* [Extracted data]
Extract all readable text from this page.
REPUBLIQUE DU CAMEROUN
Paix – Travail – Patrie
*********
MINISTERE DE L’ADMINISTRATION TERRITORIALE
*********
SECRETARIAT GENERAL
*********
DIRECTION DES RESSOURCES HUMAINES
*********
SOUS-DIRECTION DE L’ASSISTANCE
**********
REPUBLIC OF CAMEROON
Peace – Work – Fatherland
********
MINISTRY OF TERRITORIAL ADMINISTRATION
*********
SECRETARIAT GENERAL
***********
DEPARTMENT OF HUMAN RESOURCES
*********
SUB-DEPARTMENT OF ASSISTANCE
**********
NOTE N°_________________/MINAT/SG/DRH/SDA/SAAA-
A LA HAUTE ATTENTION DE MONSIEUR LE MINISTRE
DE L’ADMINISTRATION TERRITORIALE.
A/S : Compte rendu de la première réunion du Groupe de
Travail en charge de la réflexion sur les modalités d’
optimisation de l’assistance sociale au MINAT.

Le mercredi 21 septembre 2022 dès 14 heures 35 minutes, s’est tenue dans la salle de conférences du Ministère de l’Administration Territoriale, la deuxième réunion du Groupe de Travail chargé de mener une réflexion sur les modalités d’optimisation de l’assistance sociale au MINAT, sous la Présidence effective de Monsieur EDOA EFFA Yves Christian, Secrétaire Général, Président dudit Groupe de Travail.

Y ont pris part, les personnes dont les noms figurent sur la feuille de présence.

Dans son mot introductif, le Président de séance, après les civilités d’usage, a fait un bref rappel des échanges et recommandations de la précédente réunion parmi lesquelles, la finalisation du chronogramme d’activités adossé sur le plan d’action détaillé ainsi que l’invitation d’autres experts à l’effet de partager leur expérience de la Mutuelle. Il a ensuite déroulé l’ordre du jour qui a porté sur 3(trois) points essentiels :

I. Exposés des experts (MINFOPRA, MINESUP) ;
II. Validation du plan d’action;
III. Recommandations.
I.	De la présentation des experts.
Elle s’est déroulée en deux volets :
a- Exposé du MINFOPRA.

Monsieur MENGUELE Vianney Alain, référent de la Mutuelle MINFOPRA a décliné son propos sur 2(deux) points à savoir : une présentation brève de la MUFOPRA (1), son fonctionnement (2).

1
...
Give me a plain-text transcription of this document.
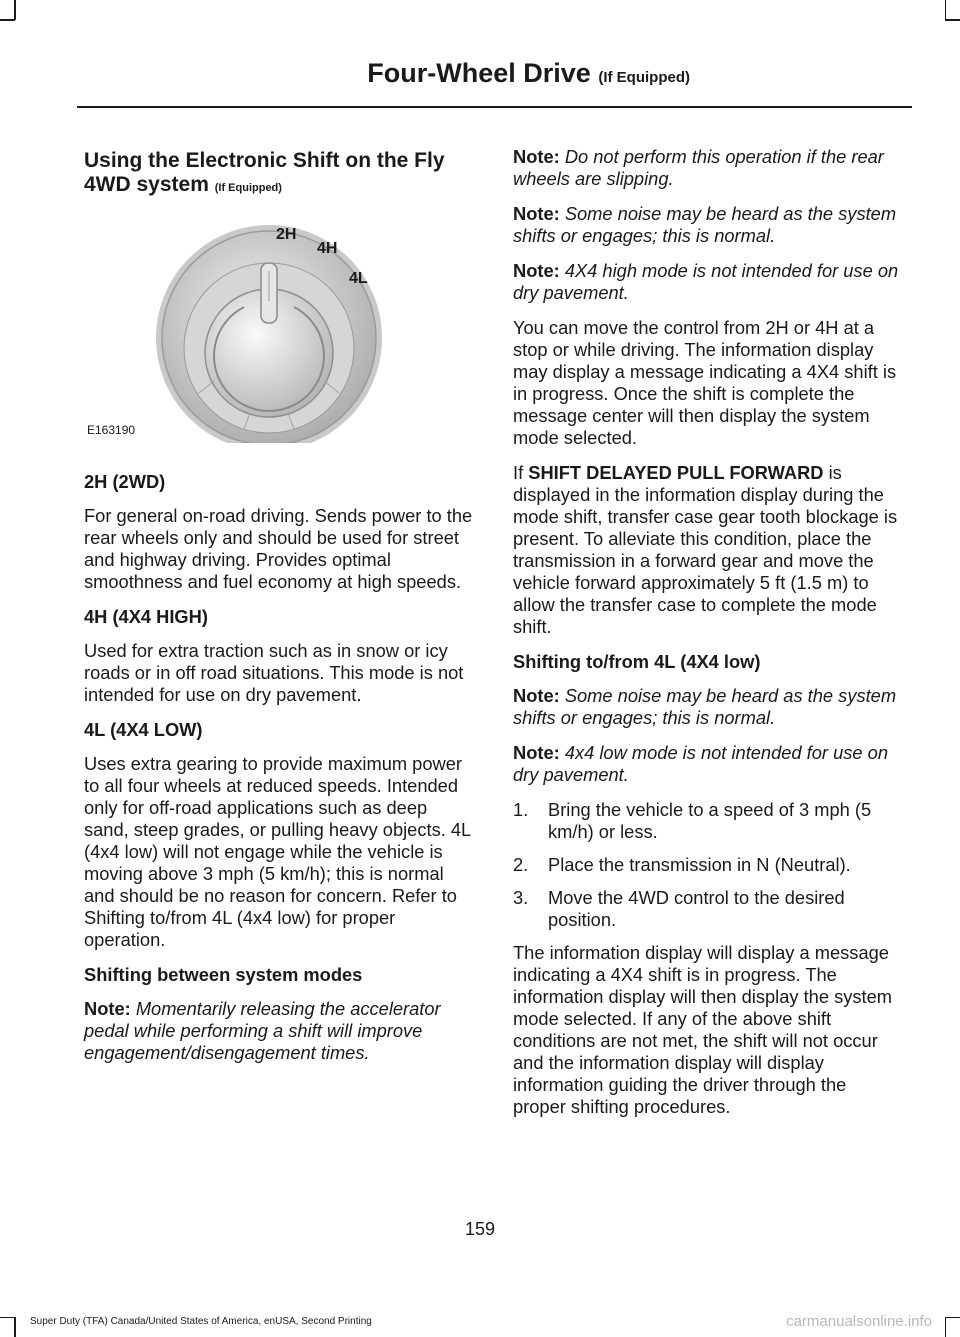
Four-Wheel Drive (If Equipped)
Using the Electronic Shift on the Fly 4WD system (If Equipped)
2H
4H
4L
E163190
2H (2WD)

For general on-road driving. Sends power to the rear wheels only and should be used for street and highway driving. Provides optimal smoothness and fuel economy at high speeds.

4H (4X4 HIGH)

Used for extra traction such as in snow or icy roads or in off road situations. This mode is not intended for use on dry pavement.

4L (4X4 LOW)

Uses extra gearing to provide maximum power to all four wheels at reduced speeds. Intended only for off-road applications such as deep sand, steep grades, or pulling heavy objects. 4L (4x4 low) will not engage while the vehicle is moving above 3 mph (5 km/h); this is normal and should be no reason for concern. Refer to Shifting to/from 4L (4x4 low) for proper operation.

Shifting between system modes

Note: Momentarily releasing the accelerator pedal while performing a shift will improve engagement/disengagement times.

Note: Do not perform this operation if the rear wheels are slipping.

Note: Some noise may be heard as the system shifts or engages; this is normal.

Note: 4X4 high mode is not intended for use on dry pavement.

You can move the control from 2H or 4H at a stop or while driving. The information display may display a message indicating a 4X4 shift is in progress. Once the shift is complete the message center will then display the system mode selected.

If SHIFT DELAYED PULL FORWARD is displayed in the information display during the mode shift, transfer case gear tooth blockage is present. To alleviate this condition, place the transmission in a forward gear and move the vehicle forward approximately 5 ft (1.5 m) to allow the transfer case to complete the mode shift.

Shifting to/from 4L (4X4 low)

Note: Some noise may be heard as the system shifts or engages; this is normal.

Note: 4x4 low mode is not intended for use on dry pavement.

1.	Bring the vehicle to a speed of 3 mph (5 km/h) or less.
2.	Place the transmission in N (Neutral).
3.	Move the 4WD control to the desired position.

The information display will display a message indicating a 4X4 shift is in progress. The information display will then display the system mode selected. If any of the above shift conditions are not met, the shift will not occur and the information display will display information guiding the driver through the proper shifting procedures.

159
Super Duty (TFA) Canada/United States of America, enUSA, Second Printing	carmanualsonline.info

* [Instructions for the task]
Select every line of the records holding the string "text".

* [Response to the exercise]
Extract all readable text from this page.
Give me a plain-text transcription of this document.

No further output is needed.